▸ EXERCISE DESCRIPTION:
How many lines in these records hold the string "habe"? Reply with the number alone.

▸ RECORDS FOR THE EXERCISE:

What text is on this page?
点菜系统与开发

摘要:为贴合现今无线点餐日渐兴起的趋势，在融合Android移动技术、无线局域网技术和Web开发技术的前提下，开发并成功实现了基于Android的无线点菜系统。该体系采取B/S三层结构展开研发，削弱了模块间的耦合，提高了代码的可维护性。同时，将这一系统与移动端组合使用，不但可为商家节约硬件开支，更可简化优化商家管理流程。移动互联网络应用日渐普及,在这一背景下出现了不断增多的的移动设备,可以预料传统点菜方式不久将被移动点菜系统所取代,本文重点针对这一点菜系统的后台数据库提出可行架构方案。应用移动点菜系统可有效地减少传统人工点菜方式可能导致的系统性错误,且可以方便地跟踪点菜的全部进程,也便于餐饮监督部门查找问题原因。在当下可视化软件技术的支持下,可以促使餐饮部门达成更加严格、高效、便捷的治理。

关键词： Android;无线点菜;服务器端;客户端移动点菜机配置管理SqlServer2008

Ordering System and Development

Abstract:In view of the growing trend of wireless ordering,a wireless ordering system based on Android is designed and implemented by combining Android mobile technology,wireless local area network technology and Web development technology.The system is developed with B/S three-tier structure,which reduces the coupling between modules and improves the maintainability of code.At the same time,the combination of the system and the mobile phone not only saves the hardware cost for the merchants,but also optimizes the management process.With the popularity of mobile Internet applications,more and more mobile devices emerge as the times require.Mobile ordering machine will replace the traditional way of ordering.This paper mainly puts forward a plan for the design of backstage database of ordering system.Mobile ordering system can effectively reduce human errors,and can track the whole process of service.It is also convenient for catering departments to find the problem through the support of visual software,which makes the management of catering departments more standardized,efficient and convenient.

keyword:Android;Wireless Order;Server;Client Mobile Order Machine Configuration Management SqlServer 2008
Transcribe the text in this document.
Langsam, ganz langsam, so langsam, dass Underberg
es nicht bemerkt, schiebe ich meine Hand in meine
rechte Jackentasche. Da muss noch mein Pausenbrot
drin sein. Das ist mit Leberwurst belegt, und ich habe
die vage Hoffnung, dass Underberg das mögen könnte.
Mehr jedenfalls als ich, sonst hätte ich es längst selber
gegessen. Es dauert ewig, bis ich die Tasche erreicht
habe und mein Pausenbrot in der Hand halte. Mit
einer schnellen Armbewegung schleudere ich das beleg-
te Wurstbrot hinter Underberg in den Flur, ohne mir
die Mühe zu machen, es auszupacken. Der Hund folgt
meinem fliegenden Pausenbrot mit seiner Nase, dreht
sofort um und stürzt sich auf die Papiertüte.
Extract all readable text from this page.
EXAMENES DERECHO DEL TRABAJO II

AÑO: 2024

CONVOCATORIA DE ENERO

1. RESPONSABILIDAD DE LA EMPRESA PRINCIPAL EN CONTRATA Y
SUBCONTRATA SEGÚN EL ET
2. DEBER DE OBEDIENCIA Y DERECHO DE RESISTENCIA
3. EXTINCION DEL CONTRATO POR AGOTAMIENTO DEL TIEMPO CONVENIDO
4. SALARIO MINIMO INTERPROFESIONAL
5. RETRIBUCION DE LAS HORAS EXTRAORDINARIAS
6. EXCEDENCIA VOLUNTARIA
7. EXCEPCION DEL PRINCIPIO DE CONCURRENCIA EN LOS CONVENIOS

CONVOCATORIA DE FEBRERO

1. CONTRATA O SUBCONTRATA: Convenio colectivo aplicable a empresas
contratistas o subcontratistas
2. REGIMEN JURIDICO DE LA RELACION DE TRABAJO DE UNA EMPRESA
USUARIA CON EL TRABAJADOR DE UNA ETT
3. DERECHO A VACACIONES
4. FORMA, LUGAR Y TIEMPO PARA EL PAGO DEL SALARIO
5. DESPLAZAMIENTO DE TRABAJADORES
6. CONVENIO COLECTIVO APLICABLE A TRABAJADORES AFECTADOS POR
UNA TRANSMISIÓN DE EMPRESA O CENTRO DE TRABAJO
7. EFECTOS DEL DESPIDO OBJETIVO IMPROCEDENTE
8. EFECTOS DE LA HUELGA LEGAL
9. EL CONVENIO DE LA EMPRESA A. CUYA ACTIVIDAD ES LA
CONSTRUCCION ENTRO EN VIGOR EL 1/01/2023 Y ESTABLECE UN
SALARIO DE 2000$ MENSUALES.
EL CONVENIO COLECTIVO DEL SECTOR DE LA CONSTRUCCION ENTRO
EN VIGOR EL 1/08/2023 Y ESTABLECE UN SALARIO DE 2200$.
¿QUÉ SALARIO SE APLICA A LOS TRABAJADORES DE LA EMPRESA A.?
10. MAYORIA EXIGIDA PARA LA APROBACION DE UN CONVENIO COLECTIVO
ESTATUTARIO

▸ TASK SOLUTION:
2